Start of STORED DATA

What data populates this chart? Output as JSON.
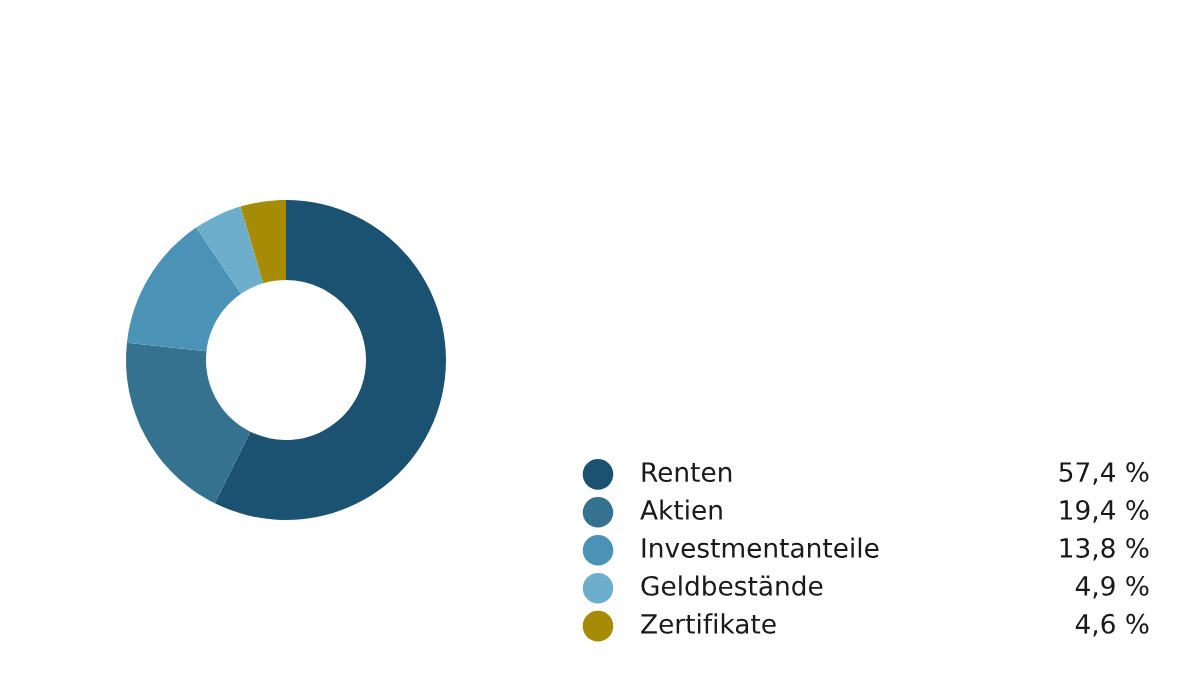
{
  "chart_data": {
    "type": "donut",
    "categories": [
      "Renten",
      "Aktien",
      "Investmentanteile",
      "Geldbestände",
      "Zertifikate"
    ],
    "values": [
      57.4,
      19.4,
      13.8,
      4.9,
      4.6
    ],
    "colors": [
      "#1b5272",
      "#35728f",
      "#4a92b6",
      "#6eaecd",
      "#a68c06"
    ],
    "value_labels": [
      "57,4 %",
      "19,4 %",
      "13,8 %",
      "4,9 %",
      "4,6 %"
    ],
    "legend": "bottom right"
  }
}
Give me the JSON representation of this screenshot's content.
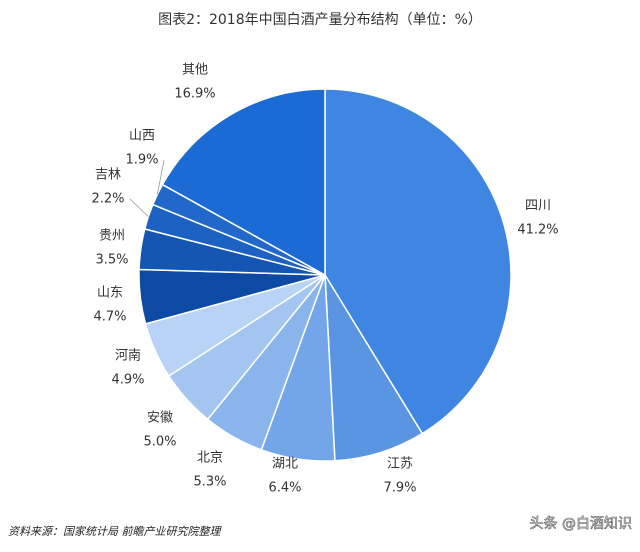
{
  "chart_data": {
    "type": "pie",
    "title": "图表2：2018年中国白酒产量分布结构（单位：%）",
    "categories": [
      "四川",
      "江苏",
      "湖北",
      "北京",
      "安徽",
      "河南",
      "山东",
      "贵州",
      "吉林",
      "山西",
      "其他"
    ],
    "values": [
      41.2,
      7.9,
      6.4,
      5.3,
      5.0,
      4.9,
      4.7,
      3.5,
      2.2,
      1.9,
      16.9
    ],
    "value_labels": [
      "41.2%",
      "7.9%",
      "6.4%",
      "5.3%",
      "5.0%",
      "4.9%",
      "4.7%",
      "3.5%",
      "2.2%",
      "1.9%",
      "16.9%"
    ],
    "colors": [
      "#3f86e3",
      "#5a95e2",
      "#72a6e8",
      "#8ab5ec",
      "#a3c5f0",
      "#b8d3f5",
      "#0d4aa3",
      "#1656b3",
      "#1d62c2",
      "#2268cb",
      "#1c6ad4"
    ],
    "source": "资料来源：国家统计局 前瞻产业研究院整理",
    "watermark": "头条 @白酒知识"
  }
}
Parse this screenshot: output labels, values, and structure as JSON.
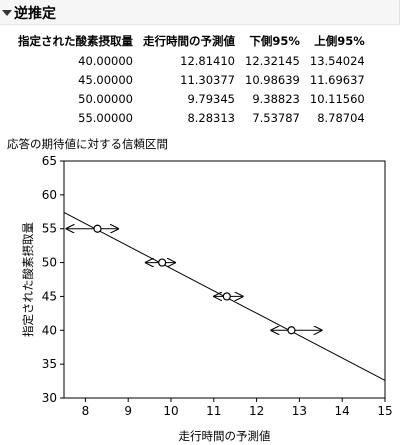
{
  "panel": {
    "title": "逆推定"
  },
  "table": {
    "headers": [
      "指定された酸素摂取量",
      "走行時間の予測値",
      "下側95%",
      "上側95%"
    ],
    "rows": [
      [
        "40.00000",
        "12.81410",
        "12.32145",
        "13.54024"
      ],
      [
        "45.00000",
        "11.30377",
        "10.98639",
        "11.69637"
      ],
      [
        "50.00000",
        "9.79345",
        "9.38823",
        "10.11560"
      ],
      [
        "55.00000",
        "8.28313",
        "7.53787",
        "8.78704"
      ]
    ]
  },
  "chart_data": {
    "type": "scatter",
    "title": "応答の期待値に対する信頼区間",
    "xlabel": "走行時間の予測値",
    "ylabel": "指定された酸素摂取量",
    "xlim": [
      7.5,
      15
    ],
    "ylim": [
      30,
      65
    ],
    "xticks": [
      "8",
      "9",
      "10",
      "11",
      "12",
      "13",
      "14",
      "15"
    ],
    "yticks": [
      "30",
      "35",
      "40",
      "45",
      "50",
      "55",
      "60",
      "65"
    ],
    "grid": false,
    "points": [
      {
        "x": 12.8141,
        "y": 40,
        "lower": 12.32145,
        "upper": 13.54024
      },
      {
        "x": 11.30377,
        "y": 45,
        "lower": 10.98639,
        "upper": 11.69637
      },
      {
        "x": 9.79345,
        "y": 50,
        "lower": 9.38823,
        "upper": 10.1156
      },
      {
        "x": 8.28313,
        "y": 55,
        "lower": 7.53787,
        "upper": 8.78704
      }
    ],
    "fit_line": {
      "x": [
        7.5,
        15
      ],
      "y": [
        57.4,
        32.6
      ]
    }
  }
}
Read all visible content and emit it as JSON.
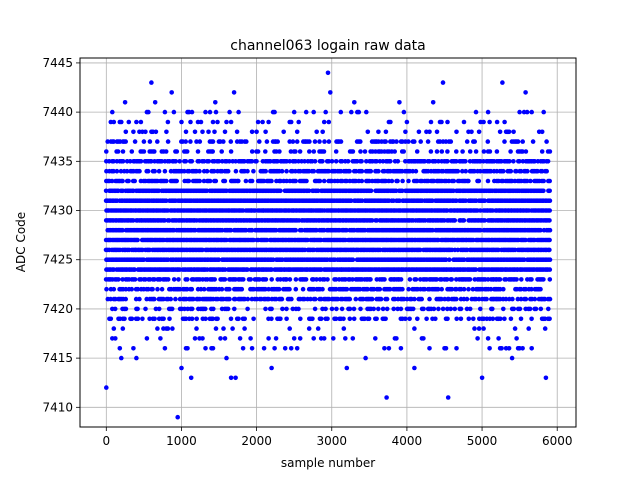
{
  "chart_data": {
    "type": "scatter",
    "title": "channel063 logain raw data",
    "xlabel": "sample number",
    "ylabel": "ADC Code",
    "xlim": [
      -350,
      6250
    ],
    "ylim": [
      7408,
      7445.5
    ],
    "x_ticks": [
      0,
      1000,
      2000,
      3000,
      4000,
      5000,
      6000
    ],
    "y_ticks": [
      7410,
      7415,
      7420,
      7425,
      7430,
      7435,
      7440,
      7445
    ],
    "grid": true,
    "marker_color": "#0000ff",
    "sample_range": [
      0,
      5900
    ],
    "core_range": [
      7419,
      7437
    ],
    "outliers": [
      {
        "x": 0,
        "y": 7412
      },
      {
        "x": 600,
        "y": 7443
      },
      {
        "x": 870,
        "y": 7442
      },
      {
        "x": 950,
        "y": 7409
      },
      {
        "x": 1000,
        "y": 7414
      },
      {
        "x": 1130,
        "y": 7413
      },
      {
        "x": 1450,
        "y": 7441
      },
      {
        "x": 1700,
        "y": 7442
      },
      {
        "x": 1660,
        "y": 7413
      },
      {
        "x": 1720,
        "y": 7413
      },
      {
        "x": 2200,
        "y": 7414
      },
      {
        "x": 2950,
        "y": 7444
      },
      {
        "x": 2980,
        "y": 7442
      },
      {
        "x": 3200,
        "y": 7414
      },
      {
        "x": 3730,
        "y": 7411
      },
      {
        "x": 4100,
        "y": 7414
      },
      {
        "x": 4480,
        "y": 7443
      },
      {
        "x": 4550,
        "y": 7411
      },
      {
        "x": 5000,
        "y": 7413
      },
      {
        "x": 5270,
        "y": 7443
      },
      {
        "x": 5580,
        "y": 7442
      },
      {
        "x": 5850,
        "y": 7413
      },
      {
        "x": 200,
        "y": 7415
      },
      {
        "x": 400,
        "y": 7415
      },
      {
        "x": 1600,
        "y": 7415
      },
      {
        "x": 3450,
        "y": 7415
      },
      {
        "x": 5400,
        "y": 7415
      },
      {
        "x": 3300,
        "y": 7441
      },
      {
        "x": 3900,
        "y": 7441
      },
      {
        "x": 4350,
        "y": 7441
      },
      {
        "x": 250,
        "y": 7441
      },
      {
        "x": 650,
        "y": 7441
      }
    ]
  }
}
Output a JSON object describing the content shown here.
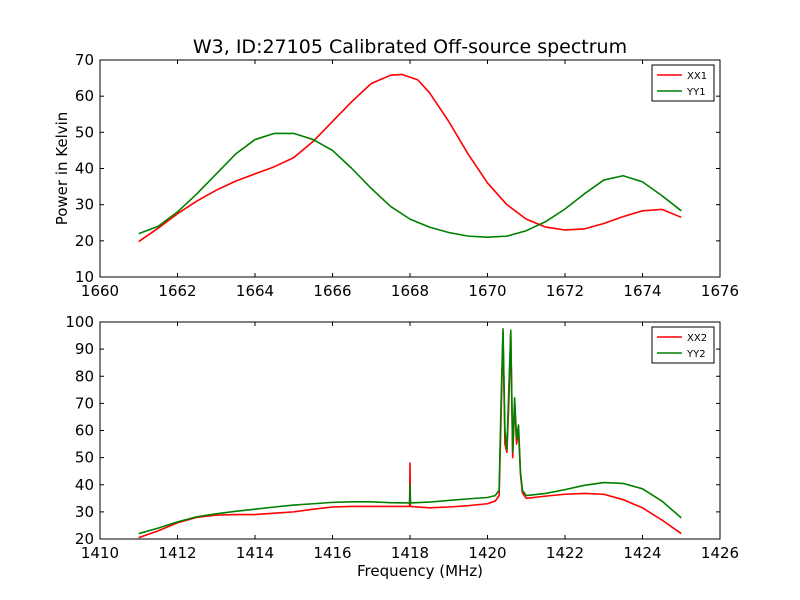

End of STORED DATA

▸ TASK INSTRUCTIONS
Make an exact copy of all the material, but keep the pictures out of it.

▸ ANSWER TO THIS EXERCISE
What data populates this chart? Output as JSON.
{
  "chart_data": {
    "type": "donut",
    "categories": [
      "Renten",
      "Aktien",
      "Investmentanteile",
      "Geldbestände",
      "Zertifikate"
    ],
    "values": [
      57.4,
      19.4,
      13.8,
      4.9,
      4.6
    ],
    "colors": [
      "#1b5272",
      "#35728f",
      "#4a92b6",
      "#6eaecd",
      "#a68c06"
    ],
    "value_labels": [
      "57,4 %",
      "19,4 %",
      "13,8 %",
      "4,9 %",
      "4,6 %"
    ],
    "legend": "bottom right"
  }
}
Give me the JSON representation of this screenshot's content.
{
  "chart_data": {
    "type": "pie",
    "title": "图表2：2018年中国白酒产量分布结构（单位：%）",
    "categories": [
      "四川",
      "江苏",
      "湖北",
      "北京",
      "安徽",
      "河南",
      "山东",
      "贵州",
      "吉林",
      "山西",
      "其他"
    ],
    "values": [
      41.2,
      7.9,
      6.4,
      5.3,
      5.0,
      4.9,
      4.7,
      3.5,
      2.2,
      1.9,
      16.9
    ],
    "value_labels": [
      "41.2%",
      "7.9%",
      "6.4%",
      "5.3%",
      "5.0%",
      "4.9%",
      "4.7%",
      "3.5%",
      "2.2%",
      "1.9%",
      "16.9%"
    ],
    "colors": [
      "#3f86e3",
      "#5a95e2",
      "#72a6e8",
      "#8ab5ec",
      "#a3c5f0",
      "#b8d3f5",
      "#0d4aa3",
      "#1656b3",
      "#1d62c2",
      "#2268cb",
      "#1c6ad4"
    ],
    "source": "资料来源：国家统计局 前瞻产业研究院整理",
    "watermark": "头条 @白酒知识"
  }
}
Parse this screenshot: output labels, values, and structure as JSON.
{
  "panel": {
    "title": "逆推定"
  },
  "table": {
    "headers": [
      "指定された酸素摂取量",
      "走行時間の予測値",
      "下側95%",
      "上側95%"
    ],
    "rows": [
      [
        "40.00000",
        "12.81410",
        "12.32145",
        "13.54024"
      ],
      [
        "45.00000",
        "11.30377",
        "10.98639",
        "11.69637"
      ],
      [
        "50.00000",
        "9.79345",
        "9.38823",
        "10.11560"
      ],
      [
        "55.00000",
        "8.28313",
        "7.53787",
        "8.78704"
      ]
    ]
  },
  "chart_data": {
    "type": "scatter",
    "title": "応答の期待値に対する信頼区間",
    "xlabel": "走行時間の予測値",
    "ylabel": "指定された酸素摂取量",
    "xlim": [
      7.5,
      15
    ],
    "ylim": [
      30,
      65
    ],
    "xticks": [
      "8",
      "9",
      "10",
      "11",
      "12",
      "13",
      "14",
      "15"
    ],
    "yticks": [
      "30",
      "35",
      "40",
      "45",
      "50",
      "55",
      "60",
      "65"
    ],
    "grid": false,
    "points": [
      {
        "x": 12.8141,
        "y": 40,
        "lower": 12.32145,
        "upper": 13.54024
      },
      {
        "x": 11.30377,
        "y": 45,
        "lower": 10.98639,
        "upper": 11.69637
      },
      {
        "x": 9.79345,
        "y": 50,
        "lower": 9.38823,
        "upper": 10.1156
      },
      {
        "x": 8.28313,
        "y": 55,
        "lower": 7.53787,
        "upper": 8.78704
      }
    ],
    "fit_line": {
      "x": [
        7.5,
        15
      ],
      "y": [
        57.4,
        32.6
      ]
    }
  }
}
Read all visible content and emit it as JSON.
{
  "chart_data": {
    "type": "scatter",
    "title": "channel063 logain raw data",
    "xlabel": "sample number",
    "ylabel": "ADC Code",
    "xlim": [
      -350,
      6250
    ],
    "ylim": [
      7408,
      7445.5
    ],
    "x_ticks": [
      0,
      1000,
      2000,
      3000,
      4000,
      5000,
      6000
    ],
    "y_ticks": [
      7410,
      7415,
      7420,
      7425,
      7430,
      7435,
      7440,
      7445
    ],
    "grid": true,
    "marker_color": "#0000ff",
    "sample_range": [
      0,
      5900
    ],
    "core_range": [
      7419,
      7437
    ],
    "outliers": [
      {
        "x": 0,
        "y": 7412
      },
      {
        "x": 600,
        "y": 7443
      },
      {
        "x": 870,
        "y": 7442
      },
      {
        "x": 950,
        "y": 7409
      },
      {
        "x": 1000,
        "y": 7414
      },
      {
        "x": 1130,
        "y": 7413
      },
      {
        "x": 1450,
        "y": 7441
      },
      {
        "x": 1700,
        "y": 7442
      },
      {
        "x": 1660,
        "y": 7413
      },
      {
        "x": 1720,
        "y": 7413
      },
      {
        "x": 2200,
        "y": 7414
      },
      {
        "x": 2950,
        "y": 7444
      },
      {
        "x": 2980,
        "y": 7442
      },
      {
        "x": 3200,
        "y": 7414
      },
      {
        "x": 3730,
        "y": 7411
      },
      {
        "x": 4100,
        "y": 7414
      },
      {
        "x": 4480,
        "y": 7443
      },
      {
        "x": 4550,
        "y": 7411
      },
      {
        "x": 5000,
        "y": 7413
      },
      {
        "x": 5270,
        "y": 7443
      },
      {
        "x": 5580,
        "y": 7442
      },
      {
        "x": 5850,
        "y": 7413
      },
      {
        "x": 200,
        "y": 7415
      },
      {
        "x": 400,
        "y": 7415
      },
      {
        "x": 1600,
        "y": 7415
      },
      {
        "x": 3450,
        "y": 7415
      },
      {
        "x": 5400,
        "y": 7415
      },
      {
        "x": 3300,
        "y": 7441
      },
      {
        "x": 3900,
        "y": 7441
      },
      {
        "x": 4350,
        "y": 7441
      },
      {
        "x": 250,
        "y": 7441
      },
      {
        "x": 650,
        "y": 7441
      }
    ]
  }
}
Output a JSON object describing the content shown here.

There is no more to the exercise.